— BEGIN —

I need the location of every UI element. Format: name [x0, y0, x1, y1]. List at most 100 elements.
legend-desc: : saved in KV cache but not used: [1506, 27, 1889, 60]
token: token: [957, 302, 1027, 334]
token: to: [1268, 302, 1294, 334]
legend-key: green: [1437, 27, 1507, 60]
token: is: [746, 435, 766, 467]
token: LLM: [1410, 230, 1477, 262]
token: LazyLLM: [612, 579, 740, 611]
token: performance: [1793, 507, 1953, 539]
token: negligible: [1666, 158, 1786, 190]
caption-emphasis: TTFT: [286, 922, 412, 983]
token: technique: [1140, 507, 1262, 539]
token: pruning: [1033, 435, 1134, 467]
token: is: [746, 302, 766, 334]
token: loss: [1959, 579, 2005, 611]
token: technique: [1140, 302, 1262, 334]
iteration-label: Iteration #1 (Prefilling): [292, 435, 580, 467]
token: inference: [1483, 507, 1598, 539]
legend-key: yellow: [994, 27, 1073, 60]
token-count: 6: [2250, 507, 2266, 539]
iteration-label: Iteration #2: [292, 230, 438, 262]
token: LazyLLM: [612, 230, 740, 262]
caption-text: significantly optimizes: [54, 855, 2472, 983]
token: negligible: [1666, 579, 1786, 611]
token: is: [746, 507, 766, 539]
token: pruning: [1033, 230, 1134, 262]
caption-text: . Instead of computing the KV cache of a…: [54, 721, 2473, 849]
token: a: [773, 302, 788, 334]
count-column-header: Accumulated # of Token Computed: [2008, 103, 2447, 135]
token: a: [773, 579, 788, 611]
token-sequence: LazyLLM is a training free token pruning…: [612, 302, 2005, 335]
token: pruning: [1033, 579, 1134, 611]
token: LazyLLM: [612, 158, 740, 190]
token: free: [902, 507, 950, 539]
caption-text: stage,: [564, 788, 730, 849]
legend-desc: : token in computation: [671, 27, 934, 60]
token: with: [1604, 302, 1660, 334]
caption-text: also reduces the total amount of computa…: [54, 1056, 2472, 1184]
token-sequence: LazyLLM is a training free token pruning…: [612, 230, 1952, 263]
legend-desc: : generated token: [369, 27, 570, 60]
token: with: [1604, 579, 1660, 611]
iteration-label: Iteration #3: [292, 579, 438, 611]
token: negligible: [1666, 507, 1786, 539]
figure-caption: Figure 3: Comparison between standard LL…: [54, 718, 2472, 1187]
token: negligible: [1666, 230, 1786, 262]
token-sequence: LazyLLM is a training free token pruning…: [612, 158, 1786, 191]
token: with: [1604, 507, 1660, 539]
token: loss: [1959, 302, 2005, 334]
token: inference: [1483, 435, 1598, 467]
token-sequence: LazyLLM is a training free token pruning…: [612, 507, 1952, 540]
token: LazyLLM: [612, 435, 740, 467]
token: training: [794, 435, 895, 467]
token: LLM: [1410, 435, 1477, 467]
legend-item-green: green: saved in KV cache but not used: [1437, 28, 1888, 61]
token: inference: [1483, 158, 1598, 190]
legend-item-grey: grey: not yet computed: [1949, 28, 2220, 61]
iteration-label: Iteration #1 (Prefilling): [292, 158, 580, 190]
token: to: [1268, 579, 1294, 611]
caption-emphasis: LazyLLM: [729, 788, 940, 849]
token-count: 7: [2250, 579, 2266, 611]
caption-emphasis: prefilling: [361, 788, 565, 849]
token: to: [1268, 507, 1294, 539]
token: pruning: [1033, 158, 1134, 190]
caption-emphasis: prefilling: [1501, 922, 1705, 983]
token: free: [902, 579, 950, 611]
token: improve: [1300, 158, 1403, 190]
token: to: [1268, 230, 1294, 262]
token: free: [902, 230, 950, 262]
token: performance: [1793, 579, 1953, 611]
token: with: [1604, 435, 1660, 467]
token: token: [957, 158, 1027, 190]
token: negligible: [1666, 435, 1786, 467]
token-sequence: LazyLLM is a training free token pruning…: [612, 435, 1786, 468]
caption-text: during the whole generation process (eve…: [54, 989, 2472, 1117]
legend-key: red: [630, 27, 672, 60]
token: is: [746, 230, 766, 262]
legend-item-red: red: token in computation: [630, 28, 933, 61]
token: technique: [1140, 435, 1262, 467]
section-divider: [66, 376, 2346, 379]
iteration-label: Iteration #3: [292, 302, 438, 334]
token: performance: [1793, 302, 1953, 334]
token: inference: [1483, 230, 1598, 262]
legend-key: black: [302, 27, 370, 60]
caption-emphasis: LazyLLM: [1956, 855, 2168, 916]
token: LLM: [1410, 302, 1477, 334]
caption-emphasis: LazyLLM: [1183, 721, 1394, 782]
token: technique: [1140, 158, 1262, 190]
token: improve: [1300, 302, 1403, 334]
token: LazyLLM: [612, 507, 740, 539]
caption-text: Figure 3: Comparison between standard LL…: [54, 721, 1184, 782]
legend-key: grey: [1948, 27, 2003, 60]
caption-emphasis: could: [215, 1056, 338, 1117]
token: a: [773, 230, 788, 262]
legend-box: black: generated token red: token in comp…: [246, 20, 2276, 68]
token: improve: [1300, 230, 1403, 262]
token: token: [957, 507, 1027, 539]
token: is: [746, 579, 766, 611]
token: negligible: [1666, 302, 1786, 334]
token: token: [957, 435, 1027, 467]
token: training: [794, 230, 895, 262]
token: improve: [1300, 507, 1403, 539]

— END —

- What you need to do
Copy all the data above, keeping every line exactly as it appears.

- Task output
I need the location of every UI element. Format: name [x0, y0, x1, y1]. List at most 100 elements.
legend-desc: : saved in KV cache but not used: [1506, 27, 1889, 60]
token: token: [957, 302, 1027, 334]
token: to: [1268, 302, 1294, 334]
legend-key: green: [1437, 27, 1507, 60]
token: is: [746, 435, 766, 467]
token: LLM: [1410, 230, 1477, 262]
token: LazyLLM: [612, 579, 740, 611]
token: performance: [1793, 507, 1953, 539]
token: negligible: [1666, 158, 1786, 190]
caption-emphasis: TTFT: [286, 922, 412, 983]
token: technique: [1140, 507, 1262, 539]
token: pruning: [1033, 435, 1134, 467]
token: is: [746, 302, 766, 334]
token: loss: [1959, 579, 2005, 611]
token: technique: [1140, 302, 1262, 334]
iteration-label: Iteration #1 (Prefilling): [292, 435, 580, 467]
token: inference: [1483, 507, 1598, 539]
legend-key: yellow: [994, 27, 1073, 60]
token-count: 6: [2250, 507, 2266, 539]
iteration-label: Iteration #2: [292, 230, 438, 262]
token: LazyLLM: [612, 230, 740, 262]
caption-text: significantly optimizes: [54, 855, 2472, 983]
token: negligible: [1666, 579, 1786, 611]
token: is: [746, 507, 766, 539]
token: pruning: [1033, 230, 1134, 262]
caption-text: . Instead of computing the KV cache of a…: [54, 721, 2473, 849]
token: a: [773, 302, 788, 334]
count-column-header: Accumulated # of Token Computed: [2008, 103, 2447, 135]
token: a: [773, 579, 788, 611]
token-sequence: LazyLLM is a training free token pruning…: [612, 302, 2005, 335]
token: pruning: [1033, 579, 1134, 611]
token: LazyLLM: [612, 158, 740, 190]
token: free: [902, 507, 950, 539]
caption-text: stage,: [564, 788, 730, 849]
legend-desc: : token in computation: [671, 27, 934, 60]
token: with: [1604, 302, 1660, 334]
caption-text: also reduces the total amount of computa…: [54, 1056, 2472, 1184]
token-sequence: LazyLLM is a training free token pruning…: [612, 230, 1952, 263]
legend-desc: : generated token: [369, 27, 570, 60]
token: with: [1604, 579, 1660, 611]
iteration-label: Iteration #3: [292, 579, 438, 611]
token: negligible: [1666, 507, 1786, 539]
figure-caption: Figure 3: Comparison between standard LL…: [54, 718, 2472, 1187]
token: negligible: [1666, 230, 1786, 262]
token-sequence: LazyLLM is a training free token pruning…: [612, 158, 1786, 191]
token: with: [1604, 507, 1660, 539]
token: loss: [1959, 302, 2005, 334]
token: inference: [1483, 435, 1598, 467]
token-sequence: LazyLLM is a training free token pruning…: [612, 507, 1952, 540]
token: LazyLLM: [612, 435, 740, 467]
token: training: [794, 435, 895, 467]
token: LLM: [1410, 435, 1477, 467]
legend-item-green: green: saved in KV cache but not used: [1437, 28, 1888, 61]
token: inference: [1483, 158, 1598, 190]
legend-item-grey: grey: not yet computed: [1949, 28, 2220, 61]
iteration-label: Iteration #1 (Prefilling): [292, 158, 580, 190]
token: to: [1268, 579, 1294, 611]
caption-emphasis: LazyLLM: [729, 788, 940, 849]
token-count: 7: [2250, 579, 2266, 611]
caption-emphasis: prefilling: [361, 788, 565, 849]
token: to: [1268, 507, 1294, 539]
token: pruning: [1033, 158, 1134, 190]
caption-emphasis: prefilling: [1501, 922, 1705, 983]
token: free: [902, 579, 950, 611]
token: improve: [1300, 158, 1403, 190]
token: to: [1268, 230, 1294, 262]
token: free: [902, 230, 950, 262]
token: performance: [1793, 579, 1953, 611]
token: with: [1604, 435, 1660, 467]
token: token: [957, 158, 1027, 190]
token: negligible: [1666, 435, 1786, 467]
token-sequence: LazyLLM is a training free token pruning…: [612, 435, 1786, 468]
caption-text: during the whole generation process (eve…: [54, 989, 2472, 1117]
legend-key: red: [630, 27, 672, 60]
token: is: [746, 230, 766, 262]
legend-item-red: red: token in computation: [630, 28, 933, 61]
token: technique: [1140, 435, 1262, 467]
section-divider: [66, 376, 2346, 379]
iteration-label: Iteration #3: [292, 302, 438, 334]
token: performance: [1793, 302, 1953, 334]
token: inference: [1483, 230, 1598, 262]
legend-key: black: [302, 27, 370, 60]
caption-emphasis: LazyLLM: [1956, 855, 2168, 916]
token: LLM: [1410, 302, 1477, 334]
caption-emphasis: LazyLLM: [1183, 721, 1394, 782]
token: technique: [1140, 158, 1262, 190]
token: improve: [1300, 302, 1403, 334]
token: LazyLLM: [612, 507, 740, 539]
caption-text: Figure 3: Comparison between standard LL…: [54, 721, 1184, 782]
legend-key: grey: [1948, 27, 2003, 60]
caption-emphasis: could: [215, 1056, 338, 1117]
token: a: [773, 230, 788, 262]
legend-box: black: generated token red: token in comp…: [246, 20, 2276, 68]
token: improve: [1300, 230, 1403, 262]
token: token: [957, 507, 1027, 539]
token: is: [746, 579, 766, 611]
token: negligible: [1666, 302, 1786, 334]
token: token: [957, 435, 1027, 467]
token: training: [794, 230, 895, 262]
token: improve: [1300, 507, 1403, 539]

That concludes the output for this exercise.